■ Task directions ■
Go through the records below line by line, counting those that contain the word "resources"; answer with the count only.

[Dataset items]
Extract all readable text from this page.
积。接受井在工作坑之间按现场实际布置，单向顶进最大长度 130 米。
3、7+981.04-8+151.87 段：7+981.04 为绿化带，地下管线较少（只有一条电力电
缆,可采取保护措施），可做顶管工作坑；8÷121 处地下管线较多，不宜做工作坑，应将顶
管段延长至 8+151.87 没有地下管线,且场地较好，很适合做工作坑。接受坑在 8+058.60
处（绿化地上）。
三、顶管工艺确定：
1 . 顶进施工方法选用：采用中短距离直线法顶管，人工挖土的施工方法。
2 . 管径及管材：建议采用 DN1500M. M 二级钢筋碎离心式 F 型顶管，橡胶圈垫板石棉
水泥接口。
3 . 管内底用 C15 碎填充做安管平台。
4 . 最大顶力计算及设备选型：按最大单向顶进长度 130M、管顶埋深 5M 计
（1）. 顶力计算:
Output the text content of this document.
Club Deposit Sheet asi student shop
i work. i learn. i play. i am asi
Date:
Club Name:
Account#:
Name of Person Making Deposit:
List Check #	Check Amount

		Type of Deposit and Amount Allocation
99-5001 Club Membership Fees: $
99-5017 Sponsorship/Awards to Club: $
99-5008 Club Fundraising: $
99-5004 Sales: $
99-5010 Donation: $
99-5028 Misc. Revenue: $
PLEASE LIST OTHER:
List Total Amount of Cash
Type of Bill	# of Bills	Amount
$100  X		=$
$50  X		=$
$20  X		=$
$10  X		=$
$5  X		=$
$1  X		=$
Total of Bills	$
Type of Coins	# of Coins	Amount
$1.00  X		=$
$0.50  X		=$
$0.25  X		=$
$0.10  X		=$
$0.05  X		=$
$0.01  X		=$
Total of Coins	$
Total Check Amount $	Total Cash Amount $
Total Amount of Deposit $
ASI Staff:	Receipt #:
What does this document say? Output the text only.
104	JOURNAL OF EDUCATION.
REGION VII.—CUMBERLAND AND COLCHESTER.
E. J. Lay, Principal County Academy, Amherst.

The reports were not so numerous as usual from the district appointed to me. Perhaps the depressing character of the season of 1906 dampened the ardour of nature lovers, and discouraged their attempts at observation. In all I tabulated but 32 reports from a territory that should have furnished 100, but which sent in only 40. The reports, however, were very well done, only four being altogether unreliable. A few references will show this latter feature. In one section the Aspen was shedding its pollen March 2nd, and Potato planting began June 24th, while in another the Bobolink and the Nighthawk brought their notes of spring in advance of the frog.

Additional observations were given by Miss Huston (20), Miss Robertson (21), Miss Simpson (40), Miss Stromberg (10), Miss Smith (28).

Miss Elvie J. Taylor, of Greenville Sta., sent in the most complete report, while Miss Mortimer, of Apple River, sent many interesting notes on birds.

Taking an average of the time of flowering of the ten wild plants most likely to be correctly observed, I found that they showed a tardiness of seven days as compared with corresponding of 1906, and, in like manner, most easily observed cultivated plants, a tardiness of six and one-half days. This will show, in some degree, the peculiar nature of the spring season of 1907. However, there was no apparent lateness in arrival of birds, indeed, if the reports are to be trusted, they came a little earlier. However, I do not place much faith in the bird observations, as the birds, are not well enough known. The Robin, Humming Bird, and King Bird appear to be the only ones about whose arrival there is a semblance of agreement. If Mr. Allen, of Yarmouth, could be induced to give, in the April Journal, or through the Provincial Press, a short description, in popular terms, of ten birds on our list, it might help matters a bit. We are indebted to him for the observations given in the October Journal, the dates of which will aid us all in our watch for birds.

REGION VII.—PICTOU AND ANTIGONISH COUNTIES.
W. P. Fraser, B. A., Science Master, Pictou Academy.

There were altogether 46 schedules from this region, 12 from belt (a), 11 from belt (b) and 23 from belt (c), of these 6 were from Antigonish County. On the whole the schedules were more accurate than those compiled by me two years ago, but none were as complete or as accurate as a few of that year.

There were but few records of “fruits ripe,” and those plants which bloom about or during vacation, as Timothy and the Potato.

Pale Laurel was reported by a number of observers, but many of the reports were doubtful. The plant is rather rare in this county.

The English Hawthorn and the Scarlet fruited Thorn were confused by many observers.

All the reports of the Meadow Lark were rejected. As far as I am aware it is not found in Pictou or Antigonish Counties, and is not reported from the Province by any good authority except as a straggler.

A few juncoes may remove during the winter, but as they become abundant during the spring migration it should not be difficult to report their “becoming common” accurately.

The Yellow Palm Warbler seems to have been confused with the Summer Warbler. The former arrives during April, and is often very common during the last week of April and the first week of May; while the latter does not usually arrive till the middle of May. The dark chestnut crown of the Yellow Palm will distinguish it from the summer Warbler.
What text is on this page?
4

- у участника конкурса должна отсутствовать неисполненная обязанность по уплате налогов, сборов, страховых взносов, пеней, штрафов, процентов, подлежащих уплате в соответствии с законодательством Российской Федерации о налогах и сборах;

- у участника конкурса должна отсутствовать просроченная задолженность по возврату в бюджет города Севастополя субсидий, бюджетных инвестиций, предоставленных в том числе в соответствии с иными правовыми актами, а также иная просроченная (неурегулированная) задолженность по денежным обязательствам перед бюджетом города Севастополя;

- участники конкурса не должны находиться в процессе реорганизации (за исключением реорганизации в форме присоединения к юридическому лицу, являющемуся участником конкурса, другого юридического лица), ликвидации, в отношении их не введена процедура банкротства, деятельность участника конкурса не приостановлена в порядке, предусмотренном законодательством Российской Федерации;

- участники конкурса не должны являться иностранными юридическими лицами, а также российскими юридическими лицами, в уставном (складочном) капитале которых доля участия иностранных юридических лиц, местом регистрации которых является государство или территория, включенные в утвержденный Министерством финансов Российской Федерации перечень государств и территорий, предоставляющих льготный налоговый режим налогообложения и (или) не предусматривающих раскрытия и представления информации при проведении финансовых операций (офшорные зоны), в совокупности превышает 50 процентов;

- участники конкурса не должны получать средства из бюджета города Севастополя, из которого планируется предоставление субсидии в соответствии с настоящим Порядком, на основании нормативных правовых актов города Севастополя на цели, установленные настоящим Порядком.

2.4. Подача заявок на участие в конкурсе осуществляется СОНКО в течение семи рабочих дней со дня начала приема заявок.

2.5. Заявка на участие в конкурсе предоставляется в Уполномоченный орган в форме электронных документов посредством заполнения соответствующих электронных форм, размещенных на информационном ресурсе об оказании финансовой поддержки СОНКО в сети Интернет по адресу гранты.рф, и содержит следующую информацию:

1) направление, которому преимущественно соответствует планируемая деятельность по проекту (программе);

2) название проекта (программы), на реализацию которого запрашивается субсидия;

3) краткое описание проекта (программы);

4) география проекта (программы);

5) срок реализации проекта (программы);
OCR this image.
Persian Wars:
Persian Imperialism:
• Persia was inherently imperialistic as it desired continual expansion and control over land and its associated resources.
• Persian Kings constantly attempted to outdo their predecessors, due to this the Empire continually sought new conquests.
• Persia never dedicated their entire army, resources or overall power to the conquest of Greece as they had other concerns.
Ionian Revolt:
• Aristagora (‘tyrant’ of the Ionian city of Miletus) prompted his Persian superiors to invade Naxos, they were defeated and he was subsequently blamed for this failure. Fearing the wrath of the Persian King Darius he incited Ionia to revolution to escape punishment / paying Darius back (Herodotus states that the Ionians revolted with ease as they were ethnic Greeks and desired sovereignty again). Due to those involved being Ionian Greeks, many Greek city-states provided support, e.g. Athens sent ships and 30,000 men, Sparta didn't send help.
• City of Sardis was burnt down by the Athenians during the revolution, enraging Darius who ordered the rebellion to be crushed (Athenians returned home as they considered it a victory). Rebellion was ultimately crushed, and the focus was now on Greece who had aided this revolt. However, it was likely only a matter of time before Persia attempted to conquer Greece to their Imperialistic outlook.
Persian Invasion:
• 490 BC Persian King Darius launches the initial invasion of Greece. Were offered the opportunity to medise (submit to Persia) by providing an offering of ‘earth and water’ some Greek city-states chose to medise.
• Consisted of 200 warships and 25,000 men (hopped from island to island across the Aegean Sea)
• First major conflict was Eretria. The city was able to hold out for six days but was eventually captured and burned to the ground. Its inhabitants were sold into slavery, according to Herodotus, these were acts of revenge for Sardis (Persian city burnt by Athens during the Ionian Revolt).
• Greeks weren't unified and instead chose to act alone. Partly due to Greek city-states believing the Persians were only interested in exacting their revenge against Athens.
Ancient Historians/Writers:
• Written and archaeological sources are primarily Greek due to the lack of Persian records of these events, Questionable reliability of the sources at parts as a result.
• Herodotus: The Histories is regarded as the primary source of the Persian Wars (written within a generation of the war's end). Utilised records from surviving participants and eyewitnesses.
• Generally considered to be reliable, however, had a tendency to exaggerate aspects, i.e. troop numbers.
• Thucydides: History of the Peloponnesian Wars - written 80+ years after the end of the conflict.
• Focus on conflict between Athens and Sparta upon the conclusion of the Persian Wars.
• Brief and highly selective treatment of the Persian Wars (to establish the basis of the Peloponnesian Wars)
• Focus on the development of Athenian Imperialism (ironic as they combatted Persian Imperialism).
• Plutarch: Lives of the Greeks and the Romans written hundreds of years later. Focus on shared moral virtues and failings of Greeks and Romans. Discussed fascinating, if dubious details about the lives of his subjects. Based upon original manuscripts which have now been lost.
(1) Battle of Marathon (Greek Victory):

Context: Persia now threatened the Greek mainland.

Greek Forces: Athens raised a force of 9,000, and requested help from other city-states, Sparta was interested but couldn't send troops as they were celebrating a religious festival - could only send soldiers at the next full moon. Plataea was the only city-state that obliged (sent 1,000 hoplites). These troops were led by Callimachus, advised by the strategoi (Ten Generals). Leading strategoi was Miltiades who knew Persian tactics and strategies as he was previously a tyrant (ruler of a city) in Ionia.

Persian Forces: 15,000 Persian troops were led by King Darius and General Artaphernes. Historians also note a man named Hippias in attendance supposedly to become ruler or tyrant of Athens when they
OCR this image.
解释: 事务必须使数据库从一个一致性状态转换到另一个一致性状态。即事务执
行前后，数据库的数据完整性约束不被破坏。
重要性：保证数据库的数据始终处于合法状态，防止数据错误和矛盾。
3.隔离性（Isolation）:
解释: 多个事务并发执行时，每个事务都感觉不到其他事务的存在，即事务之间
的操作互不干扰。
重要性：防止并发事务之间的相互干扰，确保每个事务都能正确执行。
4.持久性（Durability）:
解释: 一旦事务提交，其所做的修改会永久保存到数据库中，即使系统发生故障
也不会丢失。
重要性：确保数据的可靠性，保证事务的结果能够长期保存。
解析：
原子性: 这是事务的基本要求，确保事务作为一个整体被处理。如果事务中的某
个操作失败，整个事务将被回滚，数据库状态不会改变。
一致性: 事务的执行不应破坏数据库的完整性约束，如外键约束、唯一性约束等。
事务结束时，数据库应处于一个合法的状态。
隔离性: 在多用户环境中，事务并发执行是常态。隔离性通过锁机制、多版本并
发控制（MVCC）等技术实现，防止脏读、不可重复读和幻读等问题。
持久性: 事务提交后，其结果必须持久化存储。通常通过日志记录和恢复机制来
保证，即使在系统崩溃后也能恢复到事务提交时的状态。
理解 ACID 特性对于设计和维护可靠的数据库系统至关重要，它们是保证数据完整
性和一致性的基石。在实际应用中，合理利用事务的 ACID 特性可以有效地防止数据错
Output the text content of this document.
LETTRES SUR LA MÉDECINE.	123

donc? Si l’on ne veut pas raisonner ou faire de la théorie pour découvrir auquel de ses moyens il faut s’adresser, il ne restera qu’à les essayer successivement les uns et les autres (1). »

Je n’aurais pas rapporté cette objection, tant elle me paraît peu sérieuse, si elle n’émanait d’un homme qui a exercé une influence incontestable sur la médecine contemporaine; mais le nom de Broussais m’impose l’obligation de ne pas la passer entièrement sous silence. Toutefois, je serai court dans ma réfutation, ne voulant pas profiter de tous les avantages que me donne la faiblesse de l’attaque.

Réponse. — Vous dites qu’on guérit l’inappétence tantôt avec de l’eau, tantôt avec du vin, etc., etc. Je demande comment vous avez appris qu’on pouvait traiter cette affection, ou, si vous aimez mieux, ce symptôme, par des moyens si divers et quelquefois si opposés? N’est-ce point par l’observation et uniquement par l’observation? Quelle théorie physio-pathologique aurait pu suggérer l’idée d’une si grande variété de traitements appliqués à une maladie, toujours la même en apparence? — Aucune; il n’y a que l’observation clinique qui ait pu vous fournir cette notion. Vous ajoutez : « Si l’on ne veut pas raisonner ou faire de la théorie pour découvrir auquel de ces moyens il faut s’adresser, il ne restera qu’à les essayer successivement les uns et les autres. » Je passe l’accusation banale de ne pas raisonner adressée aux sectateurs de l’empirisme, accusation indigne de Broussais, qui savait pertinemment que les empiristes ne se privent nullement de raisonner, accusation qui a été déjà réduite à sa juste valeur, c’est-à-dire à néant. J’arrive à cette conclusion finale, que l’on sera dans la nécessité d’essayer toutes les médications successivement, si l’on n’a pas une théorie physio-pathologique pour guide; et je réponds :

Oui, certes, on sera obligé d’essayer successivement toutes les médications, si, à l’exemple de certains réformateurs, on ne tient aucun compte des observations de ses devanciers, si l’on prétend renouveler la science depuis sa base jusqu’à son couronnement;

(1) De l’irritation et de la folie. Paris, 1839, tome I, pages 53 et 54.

■ Worked solution ■
2